## EXERCISE MATERIALS
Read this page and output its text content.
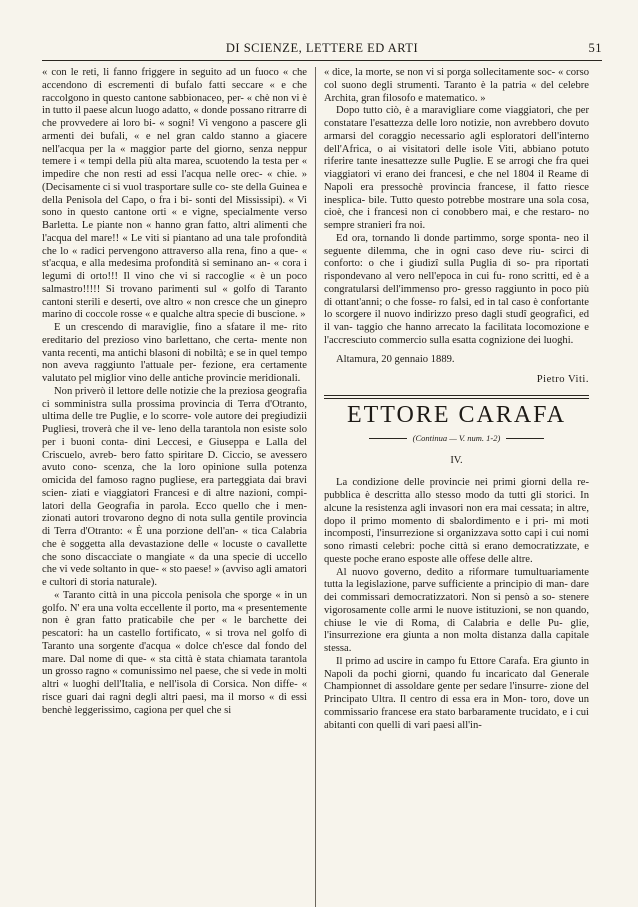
DI SCIENZE, LETTERE ED ARTI	51

« con le reti, li fanno friggere in seguito ad un fuoco « che accendono di escrementi di bufalo fatti seccare « e che raccolgono in questo cantone sabbionaceo, per- « chè non vi è in tutto il paese alcun luogo adatto, « donde possano ritrarre di che provvedere ai loro bi- « sogni! Vi vengono a pascere gli armenti dei bufali, « e nel gran caldo stanno a giacere nell'acqua per la « maggior parte del giorno, senza neppur temere i « tempi della più alta marea, scuotendo la testa per « impedire che non resti ad essi l'acqua nelle orec- « chie. » (Decisamente ci si vuol trasportare sulle co- ste della Guinea e della Penisola del Capo, o fra i bi- sonti del Mississipi). « Vi sono in questo cantone orti « e vigne, specialmente verso Barletta. Le piante non « hanno gran fatto, altri alimenti che l'acqua del mare!! « Le viti si piantano ad una tale profondità che lo « radici pervengono attraverso alla rena, fino a que- « st'acqua, e alla medesima profondità si seminano an- « cora i legumi di orto!!! Il vino che vi si raccoglie « è un poco salmastro!!!!! Si trovano parimenti sul « golfo di Taranto cantoni sterili e deserti, ove altro « non cresce che un ginepro marino di coccole rosse « e qualche altra specie di buscione. »

E un crescendo di maraviglie, fino a sfatare il me- rito ereditario del prezioso vino barlettano, che certa- mente non vanta recenti, ma antichi blasoni di nobiltà; e se in quel tempo non aveva raggiunto l'attuale per- fezione, era certamente valutato pel miglior vino delle antiche provincie meridionali.

Non priverò il lettore delle notizie che la preziosa geografia ci somministra sulla prossima provincia di Terra d'Otranto, ultima delle tre Puglie, e lo scorre- vole autore dei pregiudizii Pugliesi, troverà che il ve- leno della tarantola non esiste solo per i buoni conta- dini Leccesi, e Giuseppa e Lalla del Criscuelo, avreb- bero fatto spiritare D. Ciccio, se avessero avuto cono- scenza, che la loro opinione sulla potenza omicida del famoso ragno pugliese, era parteggiata dai bravi scien- ziati e viaggiatori Francesi e di altre nazioni, compi- latori della Geografia in parola. Ecco quello che i men- zionati autori trovarono degno di nota sulla gentile provincia di Terra d'Otranto: « È una porzione dell'an- « tica Calabria che è soggetta alla devastazione delle « locuste o cavallette che sono discacciate o mangiate « da una specie di uccello che vi vede soltanto in que- « sto paese! » (avviso agli amatori e cultori di storia naturale).

« Taranto città in una piccola penisola che sporge « in un golfo. N' era una volta eccellente il porto, ma « presentemente non è gran fatto praticabile che per « le barchette dei pescatori: ha un castello fortificato, « si trova nel golfo di Taranto una sorgente d'acqua « dolce ch'esce dal fondo del mare. Dal nome di que- « sta città è stata chiamata tarantola un grosso ragno « comunissimo nel paese, che si vede in molti altri « luoghi dell'Italia, e nell'isola di Corsica. Non diffe- « risce guari dai ragni degli altri paesi, ma il morso « di essi benchè leggerissimo, cagiona per quel che si

« dice, la morte, se non vi si porga sollecitamente soc- « corso col suono degli strumenti. Taranto è la patria « del celebre Archita, gran filosofo e matematico. »

Dopo tutto ciò, è a maravigliare come viaggiatori, che per constatare l'esattezza delle loro notizie, non avrebbero dovuto armarsi del coraggio necessario agli esploratori dell'interno dell'Africa, o ai visitatori delle isole Viti, abbiano potuto riferire tante inesattezze sulle Puglie. E se arrogi che fra quei viaggiatori vi erano dei francesi, e che nel 1804 il Reame di Napoli era pressochè provincia francese, il fatto riesce inesplica- bile. Tutto questo potrebbe mostrare una sola cosa, cioè, che i francesi non ci conobbero mai, e che restaro- no sempre stranieri fra noi.

Ed ora, tornando lì donde partimmo, sorge sponta- neo il seguente dilemma, che in ogni caso deve riu- scirci di conforto: o che i giudizî sulla Puglia di so- pra riportati rispondevano al vero nell'epoca in cui fu- rono scritti, ed è a congratularsi dell'immenso pro- gresso raggiunto in poco più di ottant'anni; o che fosse- ro falsi, ed in tal caso è confortante lo scorgere il nuovo indirizzo preso dagli studî geografici, ed il van- taggio che hanno arrecato la facilitata locomozione e l'accresciuto commercio sulla esatta cognizione dei luoghi.

Altamura, 20 gennaio 1889.

Pietro Viti.

ETTORE CARAFA
(Continua — V. num. 1-2)

IV.

La condizione delle provincie nei primi giorni della re- pubblica è descritta allo stesso modo da tutti gli storici. In alcune la resistenza agli invasori non era mai cessata; in altre, dopo il primo momento di sbalordimento e i pri- mi moti incomposti, l'insurrezione si organizzava sotto capi i cui nomi sono rimasti celebri: poche città si erano democratizzate, e queste poche erano esposte alle offese delle altre.

Al nuovo governo, dedito a riformare tumultuariamente tutta la legislazione, parve sufficiente a principio di man- dare dei commissari democratizzatori. Non si pensò a so- stenere vigorosamente colle armi le nuove istituzioni, se non quando, chiuse le vie di Roma, di Calabria e delle Pu- glie, l'insurrezione era giunta a non molta distanza dalla capitale stessa.

Il primo ad uscire in campo fu Ettore Carafa. Era giunto in Napoli da pochi giorni, quando fu incaricato dal Generale Championnet di assoldare gente per sedare l'insurre- zione del Principato Ultra. Il centro di essa era in Mon- toro, dove un commissario francese era stato barbaramente trucidato, e i cui abitanti con quelli di vari paesi all'in-
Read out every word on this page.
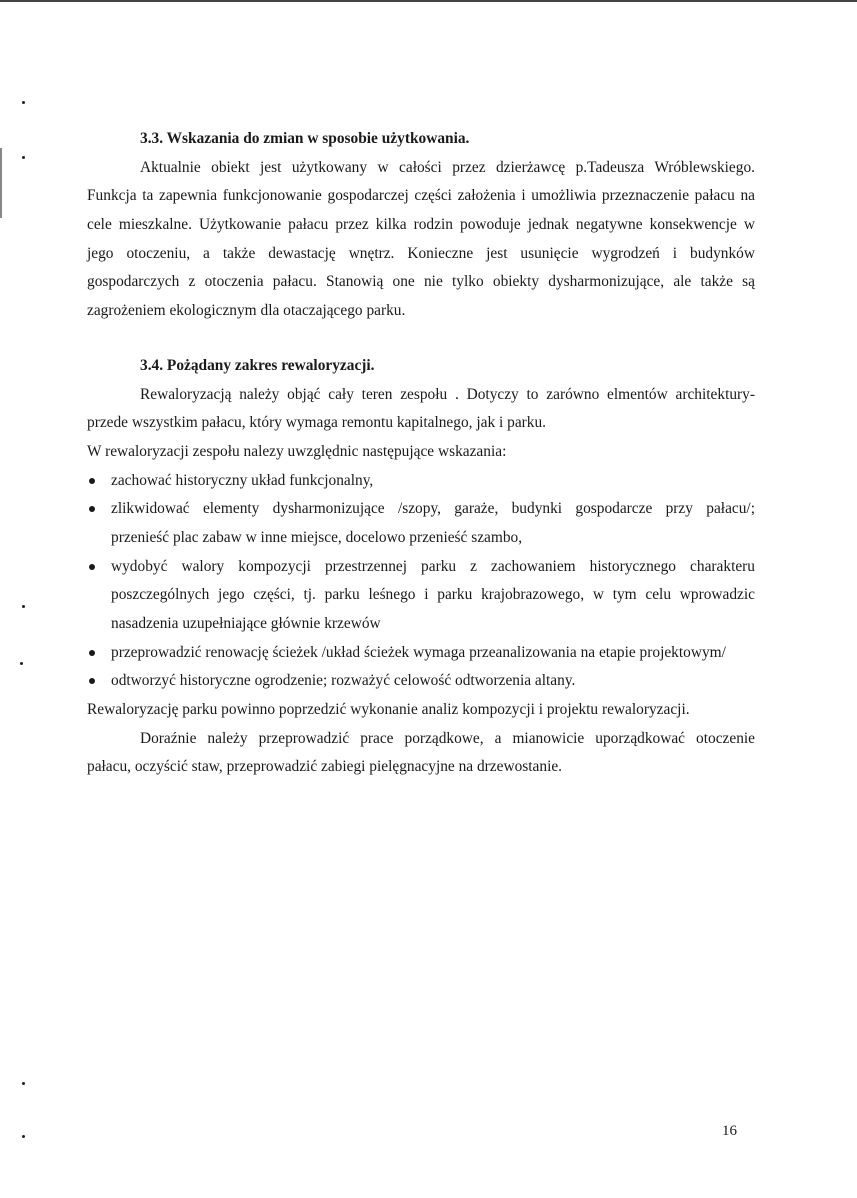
3.3. Wskazania do zmian w sposobie użytkowania.
Aktualnie obiekt jest użytkowany w całości przez dzierżawcę p.Tadeusza Wróblewskiego.
Funkcja ta zapewnia funkcjonowanie gospodarczej części założenia i umożliwia przeznaczenie pałacu na
cele mieszkalne. Użytkowanie pałacu przez kilka rodzin powoduje jednak negatywne konsekwencje w
jego otoczeniu, a także dewastację wnętrz. Konieczne jest usunięcie wygrodzeń i budynków
gospodarczych z otoczenia pałacu. Stanowią one nie tylko obiekty dysharmonizujące, ale także są
zagrożeniem ekologicznym dla otaczającego parku.
3.4. Pożądany zakres rewaloryzacji.
Rewaloryzacją należy objąć cały teren zespołu . Dotyczy to zarówno elmentów architektury-
przede wszystkim pałacu, który wymaga remontu kapitalnego, jak i parku.
W rewaloryzacji zespołu nalezy uwzględnic następujące wskazania:
zachować historyczny układ funkcjonalny,
zlikwidować elementy dysharmonizujące /szopy, garaże, budynki gospodarcze przy pałacu/;
przenieść plac zabaw w inne miejsce, docelowo przenieść szambo,
wydobyć walory kompozycji przestrzennej parku z zachowaniem historycznego charakteru
poszczególnych jego części, tj. parku leśnego i parku krajobrazowego, w tym celu wprowadzic
nasadzenia uzupełniające głównie krzewów
przeprowadzić renowację ścieżek /układ ścieżek wymaga przeanalizowania na etapie projektowym/
odtworzyć historyczne ogrodzenie; rozważyć celowość odtworzenia altany.
Rewaloryzację parku powinno poprzedzić wykonanie analiz kompozycji i projektu rewaloryzacji.
Doraźnie należy przeprowadzić prace porządkowe, a mianowicie uporządkować otoczenie
pałacu, oczyścić staw, przeprowadzić zabiegi pielęgnacyjne na drzewostanie.
16
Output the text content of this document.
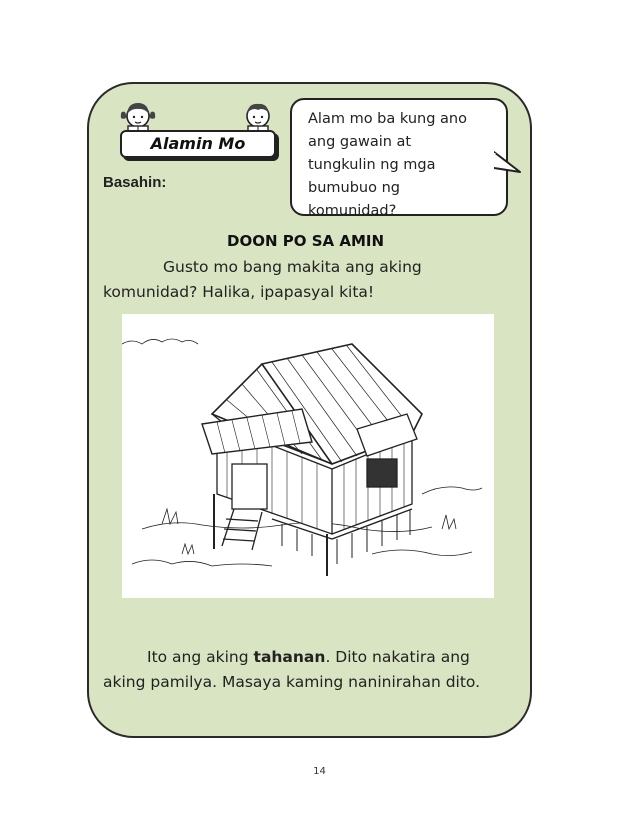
Alamin Mo
Basahin:
Alam mo ba kung ano
ang gawain at
tungkulin ng mga
bumubuo ng
komunidad?
DOON PO SA AMIN
Gusto mo bang makita ang aking
komunidad? Halika, ipapasyal kita!
Ito ang aking tahanan. Dito nakatira ang
aking pamilya. Masaya kaming naninirahan dito.
14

## EXERCISE DESCRIPTION
Take every line from the data above that holds "kompozycji" and copy it out.

## TASK ANSWER
wydobyć walory kompozycji przestrzennej parku z zachowaniem historycznego charakteru
Rewaloryzację parku powinno poprzedzić wykonanie analiz kompozycji i projektu rewaloryzacji.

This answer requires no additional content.